--- WHAT IS REQUIRED ---
Transcribe the listing verbatim. Do not carry over any pictures.

Stored items from a collection:
★ ★ ★ ★ ★
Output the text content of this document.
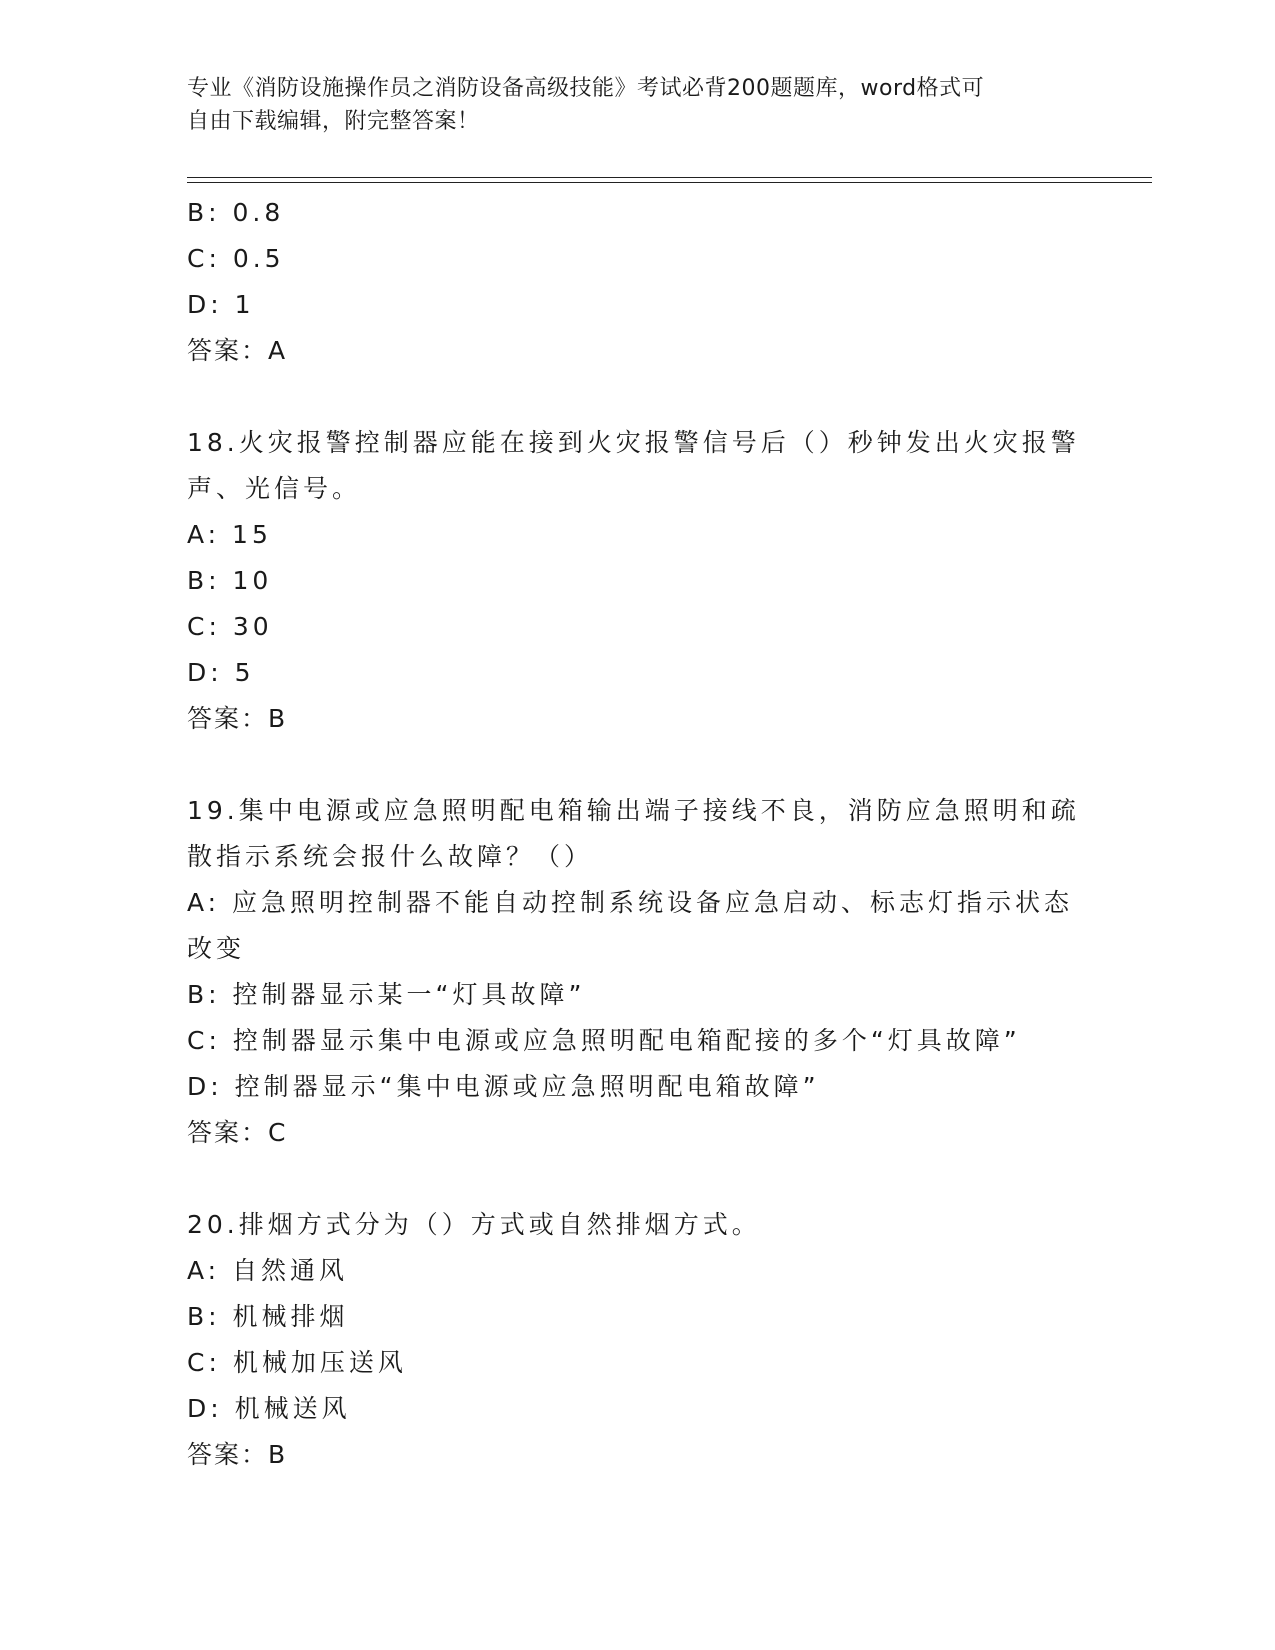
专业《消防设施操作员之消防设备高级技能》考试必背200题题库，word格式可
自由下载编辑，附完整答案！
B: 0.8
C: 0.5
D: 1
答案：A
18.火灾报警控制器应能在接到火灾报警信号后（）秒钟发出火灾报警
声、光信号。
A: 15
B: 10
C: 30
D: 5
答案：B
19.集中电源或应急照明配电箱输出端子接线不良，消防应急照明和疏
散指示系统会报什么故障？（）
A: 应急照明控制器不能自动控制系统设备应急启动、标志灯指示状态
改变
B: 控制器显示某一“灯具故障”
C: 控制器显示集中电源或应急照明配电箱配接的多个“灯具故障”
D: 控制器显示“集中电源或应急照明配电箱故障”
答案：C
20.排烟方式分为（）方式或自然排烟方式。
A: 自然通风
B: 机械排烟
C: 机械加压送风
D: 机械送风
答案：B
★ ★ ★ ★ ★
--- RESULT ---
Output the text content of this document.
专业《消防设施操作员之消防设备高级技能》考试必背200题题库，word格式可
自由下载编辑，附完整答案！
B: 0.8
C: 0.5
D: 1
答案：A
18.火灾报警控制器应能在接到火灾报警信号后（）秒钟发出火灾报警
声、光信号。
A: 15
B: 10
C: 30
D: 5
答案：B
19.集中电源或应急照明配电箱输出端子接线不良，消防应急照明和疏
散指示系统会报什么故障？（）
A: 应急照明控制器不能自动控制系统设备应急启动、标志灯指示状态
改变
B: 控制器显示某一“灯具故障”
C: 控制器显示集中电源或应急照明配电箱配接的多个“灯具故障”
D: 控制器显示“集中电源或应急照明配电箱故障”
答案：C
20.排烟方式分为（）方式或自然排烟方式。
A: 自然通风
B: 机械排烟
C: 机械加压送风
D: 机械送风
答案：B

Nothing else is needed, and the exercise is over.